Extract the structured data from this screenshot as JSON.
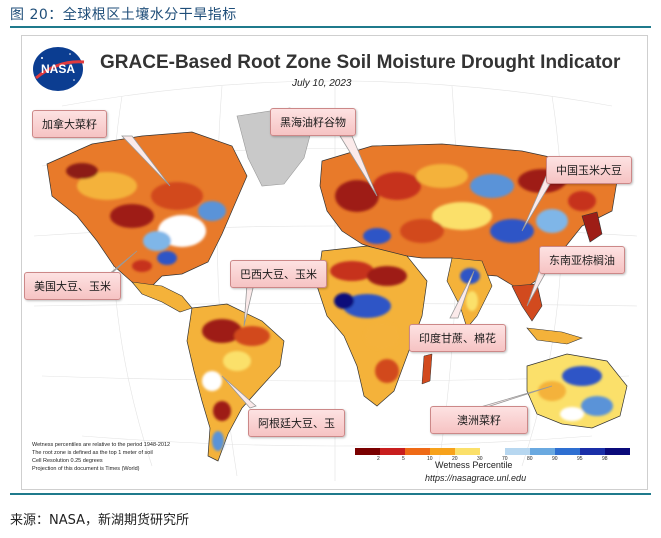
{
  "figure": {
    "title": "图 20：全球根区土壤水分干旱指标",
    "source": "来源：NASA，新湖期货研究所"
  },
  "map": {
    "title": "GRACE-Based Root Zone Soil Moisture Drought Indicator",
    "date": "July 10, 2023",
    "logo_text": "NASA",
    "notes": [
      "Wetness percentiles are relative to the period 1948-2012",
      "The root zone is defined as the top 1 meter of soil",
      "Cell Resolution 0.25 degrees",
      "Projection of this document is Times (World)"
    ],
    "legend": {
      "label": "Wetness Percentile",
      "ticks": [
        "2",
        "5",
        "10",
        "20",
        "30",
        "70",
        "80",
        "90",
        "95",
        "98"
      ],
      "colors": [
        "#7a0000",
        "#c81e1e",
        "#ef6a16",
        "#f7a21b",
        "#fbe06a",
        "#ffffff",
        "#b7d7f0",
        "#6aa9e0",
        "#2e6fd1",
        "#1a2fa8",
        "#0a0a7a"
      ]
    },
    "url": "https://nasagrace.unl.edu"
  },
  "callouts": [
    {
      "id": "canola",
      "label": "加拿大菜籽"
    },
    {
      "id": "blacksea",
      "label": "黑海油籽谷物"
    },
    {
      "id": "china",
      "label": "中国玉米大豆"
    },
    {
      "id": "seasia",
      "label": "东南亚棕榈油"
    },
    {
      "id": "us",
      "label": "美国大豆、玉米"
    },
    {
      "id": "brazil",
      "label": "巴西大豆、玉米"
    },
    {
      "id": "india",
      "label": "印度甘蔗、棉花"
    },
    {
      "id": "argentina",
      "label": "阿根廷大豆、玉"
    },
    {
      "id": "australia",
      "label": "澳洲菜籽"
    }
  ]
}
○ ○ ○ ○
(Work required): Copy out every line of the data that includes "Wetness".

(Solution to the problem):
      "Wetness percentiles are relative to the period 1948-2012",
      "label": "Wetness Percentile",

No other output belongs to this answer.